**Instructions to follow:**
Read the records below and copy each line that contains "saturated".

## Start

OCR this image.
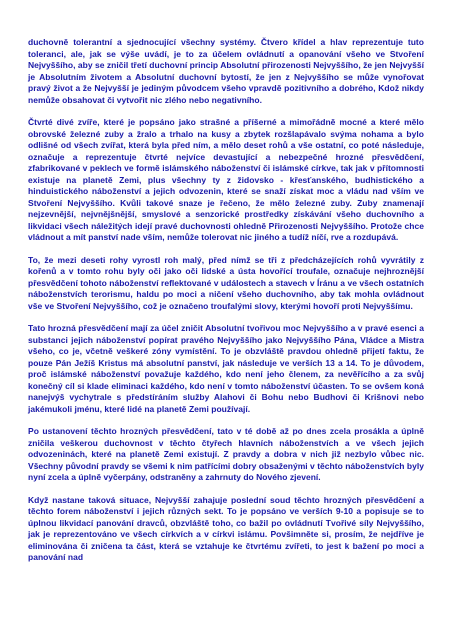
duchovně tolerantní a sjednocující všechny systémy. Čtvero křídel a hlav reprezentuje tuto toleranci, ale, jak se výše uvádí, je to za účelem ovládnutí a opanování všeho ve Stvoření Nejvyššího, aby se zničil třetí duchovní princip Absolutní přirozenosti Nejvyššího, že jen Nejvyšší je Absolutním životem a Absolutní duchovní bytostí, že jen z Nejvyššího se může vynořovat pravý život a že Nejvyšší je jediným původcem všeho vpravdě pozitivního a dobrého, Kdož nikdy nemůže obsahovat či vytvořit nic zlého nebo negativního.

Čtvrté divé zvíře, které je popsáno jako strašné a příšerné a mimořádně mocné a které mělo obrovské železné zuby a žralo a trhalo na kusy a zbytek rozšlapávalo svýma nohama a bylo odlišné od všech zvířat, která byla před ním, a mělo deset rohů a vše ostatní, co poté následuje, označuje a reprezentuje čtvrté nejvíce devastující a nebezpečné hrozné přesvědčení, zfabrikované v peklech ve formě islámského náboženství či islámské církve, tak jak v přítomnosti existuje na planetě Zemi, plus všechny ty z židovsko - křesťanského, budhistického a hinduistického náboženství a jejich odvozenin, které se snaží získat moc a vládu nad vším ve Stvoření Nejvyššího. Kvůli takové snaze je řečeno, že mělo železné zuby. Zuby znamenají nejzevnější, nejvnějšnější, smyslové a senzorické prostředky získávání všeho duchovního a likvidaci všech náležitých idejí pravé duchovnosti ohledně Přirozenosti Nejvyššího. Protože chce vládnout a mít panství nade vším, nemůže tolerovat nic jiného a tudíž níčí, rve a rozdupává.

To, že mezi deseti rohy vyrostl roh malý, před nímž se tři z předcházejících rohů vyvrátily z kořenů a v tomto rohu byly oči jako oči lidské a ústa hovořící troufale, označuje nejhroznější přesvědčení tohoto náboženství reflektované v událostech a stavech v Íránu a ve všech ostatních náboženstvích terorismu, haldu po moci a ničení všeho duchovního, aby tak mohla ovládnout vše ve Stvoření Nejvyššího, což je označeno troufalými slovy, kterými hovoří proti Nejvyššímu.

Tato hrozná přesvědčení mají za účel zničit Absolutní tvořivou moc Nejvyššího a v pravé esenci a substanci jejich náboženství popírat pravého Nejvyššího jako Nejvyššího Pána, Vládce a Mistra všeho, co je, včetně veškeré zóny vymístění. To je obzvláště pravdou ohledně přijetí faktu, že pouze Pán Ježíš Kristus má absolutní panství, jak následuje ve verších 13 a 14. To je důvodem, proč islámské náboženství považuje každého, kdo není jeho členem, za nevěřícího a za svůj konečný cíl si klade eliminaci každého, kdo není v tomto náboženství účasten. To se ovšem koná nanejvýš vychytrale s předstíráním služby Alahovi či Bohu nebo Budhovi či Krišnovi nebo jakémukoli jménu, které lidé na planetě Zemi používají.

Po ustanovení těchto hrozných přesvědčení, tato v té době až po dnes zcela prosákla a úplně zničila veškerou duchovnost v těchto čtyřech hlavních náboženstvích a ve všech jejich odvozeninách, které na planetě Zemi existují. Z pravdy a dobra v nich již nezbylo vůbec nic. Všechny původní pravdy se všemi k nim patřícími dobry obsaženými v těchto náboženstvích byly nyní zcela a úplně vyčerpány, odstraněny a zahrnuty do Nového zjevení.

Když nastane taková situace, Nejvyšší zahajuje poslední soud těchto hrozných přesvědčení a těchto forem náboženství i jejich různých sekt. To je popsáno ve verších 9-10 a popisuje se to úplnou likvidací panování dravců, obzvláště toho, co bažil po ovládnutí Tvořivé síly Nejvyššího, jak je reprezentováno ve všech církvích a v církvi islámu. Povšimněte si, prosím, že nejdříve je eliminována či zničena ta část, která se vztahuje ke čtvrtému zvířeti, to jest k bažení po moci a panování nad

## End
## Start

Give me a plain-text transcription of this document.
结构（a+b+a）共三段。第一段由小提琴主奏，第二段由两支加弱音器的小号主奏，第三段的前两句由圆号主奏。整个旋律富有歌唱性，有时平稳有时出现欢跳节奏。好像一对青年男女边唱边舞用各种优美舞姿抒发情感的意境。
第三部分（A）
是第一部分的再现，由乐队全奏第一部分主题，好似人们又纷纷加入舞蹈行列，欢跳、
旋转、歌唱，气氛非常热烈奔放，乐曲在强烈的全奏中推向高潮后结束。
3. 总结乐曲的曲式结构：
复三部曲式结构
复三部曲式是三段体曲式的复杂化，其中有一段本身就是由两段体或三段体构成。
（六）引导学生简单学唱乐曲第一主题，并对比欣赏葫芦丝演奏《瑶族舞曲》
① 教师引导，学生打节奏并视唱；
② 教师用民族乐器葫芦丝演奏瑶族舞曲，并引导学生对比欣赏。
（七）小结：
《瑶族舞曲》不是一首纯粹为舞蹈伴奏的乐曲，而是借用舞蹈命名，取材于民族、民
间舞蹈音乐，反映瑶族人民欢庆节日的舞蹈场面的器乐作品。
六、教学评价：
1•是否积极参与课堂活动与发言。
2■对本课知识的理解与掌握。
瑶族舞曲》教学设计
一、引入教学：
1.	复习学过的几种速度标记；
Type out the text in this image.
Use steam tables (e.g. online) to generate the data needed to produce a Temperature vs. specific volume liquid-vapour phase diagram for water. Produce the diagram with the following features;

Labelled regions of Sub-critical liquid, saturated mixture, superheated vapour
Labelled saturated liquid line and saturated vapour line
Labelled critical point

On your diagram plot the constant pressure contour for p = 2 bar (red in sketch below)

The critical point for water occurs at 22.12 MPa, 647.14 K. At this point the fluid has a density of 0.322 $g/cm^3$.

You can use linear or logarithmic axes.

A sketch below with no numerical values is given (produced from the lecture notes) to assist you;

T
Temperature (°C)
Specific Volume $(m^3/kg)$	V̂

## End

**The answer:**
Labelled regions of Sub-critical liquid, saturated mixture, superheated vapour
Labelled saturated liquid line and saturated vapour line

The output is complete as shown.